Dataset content:
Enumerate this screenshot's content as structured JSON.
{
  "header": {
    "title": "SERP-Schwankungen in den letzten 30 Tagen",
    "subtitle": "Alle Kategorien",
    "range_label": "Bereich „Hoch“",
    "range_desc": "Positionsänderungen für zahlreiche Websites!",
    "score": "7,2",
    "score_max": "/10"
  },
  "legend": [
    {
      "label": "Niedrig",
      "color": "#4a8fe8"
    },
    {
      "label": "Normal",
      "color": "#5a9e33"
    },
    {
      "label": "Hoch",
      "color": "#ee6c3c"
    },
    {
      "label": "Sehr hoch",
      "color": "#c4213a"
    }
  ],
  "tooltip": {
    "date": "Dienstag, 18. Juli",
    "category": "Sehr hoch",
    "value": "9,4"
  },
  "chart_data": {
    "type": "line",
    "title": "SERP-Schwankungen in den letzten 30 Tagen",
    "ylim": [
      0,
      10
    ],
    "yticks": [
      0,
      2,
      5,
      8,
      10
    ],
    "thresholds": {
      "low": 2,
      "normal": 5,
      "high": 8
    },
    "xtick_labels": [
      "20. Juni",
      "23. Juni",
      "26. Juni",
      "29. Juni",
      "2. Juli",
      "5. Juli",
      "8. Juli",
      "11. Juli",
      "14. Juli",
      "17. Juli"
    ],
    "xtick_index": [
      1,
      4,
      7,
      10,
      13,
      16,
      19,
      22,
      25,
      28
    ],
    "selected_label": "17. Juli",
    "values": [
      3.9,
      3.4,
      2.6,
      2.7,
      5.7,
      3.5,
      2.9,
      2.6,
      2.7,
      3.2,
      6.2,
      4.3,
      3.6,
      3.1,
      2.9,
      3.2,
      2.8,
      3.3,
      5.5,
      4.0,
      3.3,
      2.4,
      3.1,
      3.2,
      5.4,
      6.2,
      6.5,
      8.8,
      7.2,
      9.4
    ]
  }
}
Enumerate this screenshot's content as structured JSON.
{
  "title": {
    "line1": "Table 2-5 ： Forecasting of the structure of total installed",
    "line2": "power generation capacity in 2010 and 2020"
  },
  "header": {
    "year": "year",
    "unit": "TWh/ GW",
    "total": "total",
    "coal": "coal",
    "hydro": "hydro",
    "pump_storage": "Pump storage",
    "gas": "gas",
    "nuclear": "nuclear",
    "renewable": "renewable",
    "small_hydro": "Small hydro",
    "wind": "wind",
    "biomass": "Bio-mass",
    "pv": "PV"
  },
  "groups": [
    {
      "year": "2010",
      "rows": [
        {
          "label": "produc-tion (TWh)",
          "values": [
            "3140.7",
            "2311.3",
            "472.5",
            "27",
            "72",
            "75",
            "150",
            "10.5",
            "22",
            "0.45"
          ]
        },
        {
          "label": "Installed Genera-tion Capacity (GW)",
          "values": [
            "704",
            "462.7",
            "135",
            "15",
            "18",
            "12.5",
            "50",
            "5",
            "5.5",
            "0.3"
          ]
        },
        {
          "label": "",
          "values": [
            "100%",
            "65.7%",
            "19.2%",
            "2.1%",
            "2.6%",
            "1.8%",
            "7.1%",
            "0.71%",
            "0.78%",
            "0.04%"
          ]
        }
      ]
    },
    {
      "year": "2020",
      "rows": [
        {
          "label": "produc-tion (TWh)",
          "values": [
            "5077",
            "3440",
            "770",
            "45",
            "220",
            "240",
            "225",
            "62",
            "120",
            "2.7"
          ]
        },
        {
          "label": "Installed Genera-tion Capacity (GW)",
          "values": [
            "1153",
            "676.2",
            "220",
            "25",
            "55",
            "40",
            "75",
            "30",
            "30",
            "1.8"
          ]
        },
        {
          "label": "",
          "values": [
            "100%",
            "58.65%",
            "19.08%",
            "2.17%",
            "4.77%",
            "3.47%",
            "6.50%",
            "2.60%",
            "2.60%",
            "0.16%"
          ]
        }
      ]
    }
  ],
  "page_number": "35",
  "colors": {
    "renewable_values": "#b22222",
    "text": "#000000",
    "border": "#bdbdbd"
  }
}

Exercise prompt:
Output each record precisely as given.

Response to this exercise:
Enumerate this screenshot's content as structured JSON.
{
  "header": {
    "title": "SERP-Schwankungen in den letzten 30 Tagen",
    "subtitle": "Alle Kategorien",
    "range_label": "Bereich „Hoch“",
    "range_desc": "Positionsänderungen für zahlreiche Websites!",
    "score": "7,2",
    "score_max": "/10"
  },
  "legend": [
    {
      "label": "Niedrig",
      "color": "#4a8fe8"
    },
    {
      "label": "Normal",
      "color": "#5a9e33"
    },
    {
      "label": "Hoch",
      "color": "#ee6c3c"
    },
    {
      "label": "Sehr hoch",
      "color": "#c4213a"
    }
  ],
  "tooltip": {
    "date": "Dienstag, 18. Juli",
    "category": "Sehr hoch",
    "value": "9,4"
  },
  "chart_data": {
    "type": "line",
    "title": "SERP-Schwankungen in den letzten 30 Tagen",
    "ylim": [
      0,
      10
    ],
    "yticks": [
      0,
      2,
      5,
      8,
      10
    ],
    "thresholds": {
      "low": 2,
      "normal": 5,
      "high": 8
    },
    "xtick_labels": [
      "20. Juni",
      "23. Juni",
      "26. Juni",
      "29. Juni",
      "2. Juli",
      "5. Juli",
      "8. Juli",
      "11. Juli",
      "14. Juli",
      "17. Juli"
    ],
    "xtick_index": [
      1,
      4,
      7,
      10,
      13,
      16,
      19,
      22,
      25,
      28
    ],
    "selected_label": "17. Juli",
    "values": [
      3.9,
      3.4,
      2.6,
      2.7,
      5.7,
      3.5,
      2.9,
      2.6,
      2.7,
      3.2,
      6.2,
      4.3,
      3.6,
      3.1,
      2.9,
      3.2,
      2.8,
      3.3,
      5.5,
      4.0,
      3.3,
      2.4,
      3.1,
      3.2,
      5.4,
      6.2,
      6.5,
      8.8,
      7.2,
      9.4
    ]
  }
}
Enumerate this screenshot's content as structured JSON.
{
  "title": {
    "line1": "Table 2-5 ： Forecasting of the structure of total installed",
    "line2": "power generation capacity in 2010 and 2020"
  },
  "header": {
    "year": "year",
    "unit": "TWh/ GW",
    "total": "total",
    "coal": "coal",
    "hydro": "hydro",
    "pump_storage": "Pump storage",
    "gas": "gas",
    "nuclear": "nuclear",
    "renewable": "renewable",
    "small_hydro": "Small hydro",
    "wind": "wind",
    "biomass": "Bio-mass",
    "pv": "PV"
  },
  "groups": [
    {
      "year": "2010",
      "rows": [
        {
          "label": "produc-tion (TWh)",
          "values": [
            "3140.7",
            "2311.3",
            "472.5",
            "27",
            "72",
            "75",
            "150",
            "10.5",
            "22",
            "0.45"
          ]
        },
        {
          "label": "Installed Genera-tion Capacity (GW)",
          "values": [
            "704",
            "462.7",
            "135",
            "15",
            "18",
            "12.5",
            "50",
            "5",
            "5.5",
            "0.3"
          ]
        },
        {
          "label": "",
          "values": [
            "100%",
            "65.7%",
            "19.2%",
            "2.1%",
            "2.6%",
            "1.8%",
            "7.1%",
            "0.71%",
            "0.78%",
            "0.04%"
          ]
        }
      ]
    },
    {
      "year": "2020",
      "rows": [
        {
          "label": "produc-tion (TWh)",
          "values": [
            "5077",
            "3440",
            "770",
            "45",
            "220",
            "240",
            "225",
            "62",
            "120",
            "2.7"
          ]
        },
        {
          "label": "Installed Genera-tion Capacity (GW)",
          "values": [
            "1153",
            "676.2",
            "220",
            "25",
            "55",
            "40",
            "75",
            "30",
            "30",
            "1.8"
          ]
        },
        {
          "label": "",
          "values": [
            "100%",
            "58.65%",
            "19.08%",
            "2.17%",
            "4.77%",
            "3.47%",
            "6.50%",
            "2.60%",
            "2.60%",
            "0.16%"
          ]
        }
      ]
    }
  ],
  "page_number": "35",
  "colors": {
    "renewable_values": "#b22222",
    "text": "#000000",
    "border": "#bdbdbd"
  }
}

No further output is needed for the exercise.